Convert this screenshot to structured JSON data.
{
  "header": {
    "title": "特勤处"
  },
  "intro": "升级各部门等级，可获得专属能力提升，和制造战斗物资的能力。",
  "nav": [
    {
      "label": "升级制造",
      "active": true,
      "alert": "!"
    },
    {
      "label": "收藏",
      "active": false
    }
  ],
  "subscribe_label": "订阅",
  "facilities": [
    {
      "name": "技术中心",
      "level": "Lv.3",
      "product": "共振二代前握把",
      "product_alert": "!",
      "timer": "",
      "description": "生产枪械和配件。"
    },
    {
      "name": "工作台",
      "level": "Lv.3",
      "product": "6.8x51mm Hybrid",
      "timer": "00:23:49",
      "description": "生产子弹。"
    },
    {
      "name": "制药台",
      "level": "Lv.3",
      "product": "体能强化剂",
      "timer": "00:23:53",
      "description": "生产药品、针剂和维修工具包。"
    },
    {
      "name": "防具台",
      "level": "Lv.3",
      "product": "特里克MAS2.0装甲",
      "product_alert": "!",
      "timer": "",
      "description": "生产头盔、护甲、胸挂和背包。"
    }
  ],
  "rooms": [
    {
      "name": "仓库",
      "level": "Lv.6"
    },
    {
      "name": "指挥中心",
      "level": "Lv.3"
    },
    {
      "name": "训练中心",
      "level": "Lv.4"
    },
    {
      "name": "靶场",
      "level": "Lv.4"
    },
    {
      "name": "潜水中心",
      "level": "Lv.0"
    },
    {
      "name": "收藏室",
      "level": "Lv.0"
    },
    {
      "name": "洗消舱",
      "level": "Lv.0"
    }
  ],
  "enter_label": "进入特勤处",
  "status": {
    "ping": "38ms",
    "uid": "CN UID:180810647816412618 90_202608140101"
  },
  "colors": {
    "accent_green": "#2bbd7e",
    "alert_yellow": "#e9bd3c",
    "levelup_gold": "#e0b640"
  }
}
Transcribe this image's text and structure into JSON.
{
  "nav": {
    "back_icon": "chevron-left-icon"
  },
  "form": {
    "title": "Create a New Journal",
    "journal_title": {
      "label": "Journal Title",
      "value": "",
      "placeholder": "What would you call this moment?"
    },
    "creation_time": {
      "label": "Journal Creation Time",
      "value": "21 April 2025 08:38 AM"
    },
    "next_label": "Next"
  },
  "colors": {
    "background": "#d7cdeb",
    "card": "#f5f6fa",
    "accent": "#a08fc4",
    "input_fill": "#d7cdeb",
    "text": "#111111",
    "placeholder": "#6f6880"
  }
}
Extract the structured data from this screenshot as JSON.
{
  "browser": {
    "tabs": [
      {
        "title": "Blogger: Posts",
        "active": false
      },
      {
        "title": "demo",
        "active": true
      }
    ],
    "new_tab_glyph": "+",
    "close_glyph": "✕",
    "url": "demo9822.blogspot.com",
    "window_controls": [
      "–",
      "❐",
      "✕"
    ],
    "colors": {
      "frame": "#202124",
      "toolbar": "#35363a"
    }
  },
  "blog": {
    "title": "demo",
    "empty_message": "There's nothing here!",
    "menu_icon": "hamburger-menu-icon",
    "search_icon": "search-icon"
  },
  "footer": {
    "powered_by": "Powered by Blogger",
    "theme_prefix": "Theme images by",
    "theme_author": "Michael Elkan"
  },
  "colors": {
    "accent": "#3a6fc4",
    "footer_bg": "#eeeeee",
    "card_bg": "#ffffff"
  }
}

## Requirement
Return exactly the lines of the data, and only those, from the line with "Extract the structured" through the last line, inclusive.

## Written answer
Extract the structured data from this screenshot as JSON.
{
  "browser": {
    "tabs": [
      {
        "title": "Blogger: Posts",
        "active": false
      },
      {
        "title": "demo",
        "active": true
      }
    ],
    "new_tab_glyph": "+",
    "close_glyph": "✕",
    "url": "demo9822.blogspot.com",
    "window_controls": [
      "–",
      "❐",
      "✕"
    ],
    "colors": {
      "frame": "#202124",
      "toolbar": "#35363a"
    }
  },
  "blog": {
    "title": "demo",
    "empty_message": "There's nothing here!",
    "menu_icon": "hamburger-menu-icon",
    "search_icon": "search-icon"
  },
  "footer": {
    "powered_by": "Powered by Blogger",
    "theme_prefix": "Theme images by",
    "theme_author": "Michael Elkan"
  },
  "colors": {
    "accent": "#3a6fc4",
    "footer_bg": "#eeeeee",
    "card_bg": "#ffffff"
  }
}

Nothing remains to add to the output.